■ **Set exercise**
Find every line in the records below that holds the word "Lado", and copy each one.

%%

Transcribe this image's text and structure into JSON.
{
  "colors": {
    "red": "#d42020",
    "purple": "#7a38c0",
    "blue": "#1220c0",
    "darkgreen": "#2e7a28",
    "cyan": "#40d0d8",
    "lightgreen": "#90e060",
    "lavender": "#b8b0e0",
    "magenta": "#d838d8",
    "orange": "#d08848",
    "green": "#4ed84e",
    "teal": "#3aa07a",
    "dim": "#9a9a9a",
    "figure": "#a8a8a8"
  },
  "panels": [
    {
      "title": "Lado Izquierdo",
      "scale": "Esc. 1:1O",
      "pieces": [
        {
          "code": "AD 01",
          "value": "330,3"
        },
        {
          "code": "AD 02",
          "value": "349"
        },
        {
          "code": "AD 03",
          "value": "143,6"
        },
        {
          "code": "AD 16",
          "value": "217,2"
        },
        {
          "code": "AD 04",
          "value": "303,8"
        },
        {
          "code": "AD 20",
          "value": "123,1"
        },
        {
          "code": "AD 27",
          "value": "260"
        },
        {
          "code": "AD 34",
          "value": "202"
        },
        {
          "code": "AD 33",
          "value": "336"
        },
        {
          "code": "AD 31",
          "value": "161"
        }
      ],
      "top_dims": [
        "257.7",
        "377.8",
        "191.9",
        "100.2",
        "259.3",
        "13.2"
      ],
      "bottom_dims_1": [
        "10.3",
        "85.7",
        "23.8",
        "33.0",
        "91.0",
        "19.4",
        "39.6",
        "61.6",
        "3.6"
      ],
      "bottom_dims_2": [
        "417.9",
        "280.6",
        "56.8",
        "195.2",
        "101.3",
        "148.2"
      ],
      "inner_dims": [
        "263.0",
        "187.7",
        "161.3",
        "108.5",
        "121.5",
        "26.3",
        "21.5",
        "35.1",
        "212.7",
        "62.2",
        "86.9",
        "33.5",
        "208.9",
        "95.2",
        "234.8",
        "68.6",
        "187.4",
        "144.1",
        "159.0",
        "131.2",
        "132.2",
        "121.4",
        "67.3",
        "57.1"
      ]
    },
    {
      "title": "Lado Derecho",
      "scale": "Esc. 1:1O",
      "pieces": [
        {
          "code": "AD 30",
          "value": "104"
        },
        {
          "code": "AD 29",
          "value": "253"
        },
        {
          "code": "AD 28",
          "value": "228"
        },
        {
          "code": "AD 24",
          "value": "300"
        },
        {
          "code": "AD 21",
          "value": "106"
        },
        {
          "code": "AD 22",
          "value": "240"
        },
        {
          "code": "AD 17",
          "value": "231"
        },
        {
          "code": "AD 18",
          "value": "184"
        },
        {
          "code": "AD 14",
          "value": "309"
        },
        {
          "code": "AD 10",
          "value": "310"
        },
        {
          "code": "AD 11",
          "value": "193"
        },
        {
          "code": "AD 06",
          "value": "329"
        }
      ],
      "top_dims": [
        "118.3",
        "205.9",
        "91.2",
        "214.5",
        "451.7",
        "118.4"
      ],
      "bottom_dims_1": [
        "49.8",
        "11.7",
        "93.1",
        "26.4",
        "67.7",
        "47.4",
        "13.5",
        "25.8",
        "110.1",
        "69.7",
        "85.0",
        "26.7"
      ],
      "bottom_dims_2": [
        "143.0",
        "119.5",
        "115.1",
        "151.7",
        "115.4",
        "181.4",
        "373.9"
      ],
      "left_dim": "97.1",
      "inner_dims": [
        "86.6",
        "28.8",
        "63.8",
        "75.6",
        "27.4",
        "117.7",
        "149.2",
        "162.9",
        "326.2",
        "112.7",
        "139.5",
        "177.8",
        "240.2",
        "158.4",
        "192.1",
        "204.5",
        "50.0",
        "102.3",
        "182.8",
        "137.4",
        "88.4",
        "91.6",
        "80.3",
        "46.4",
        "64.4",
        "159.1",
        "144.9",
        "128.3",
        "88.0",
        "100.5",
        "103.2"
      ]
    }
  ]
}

%%

■ **The answer**
      "title": "Lado Izquierdo",
      "title": "Lado Derecho",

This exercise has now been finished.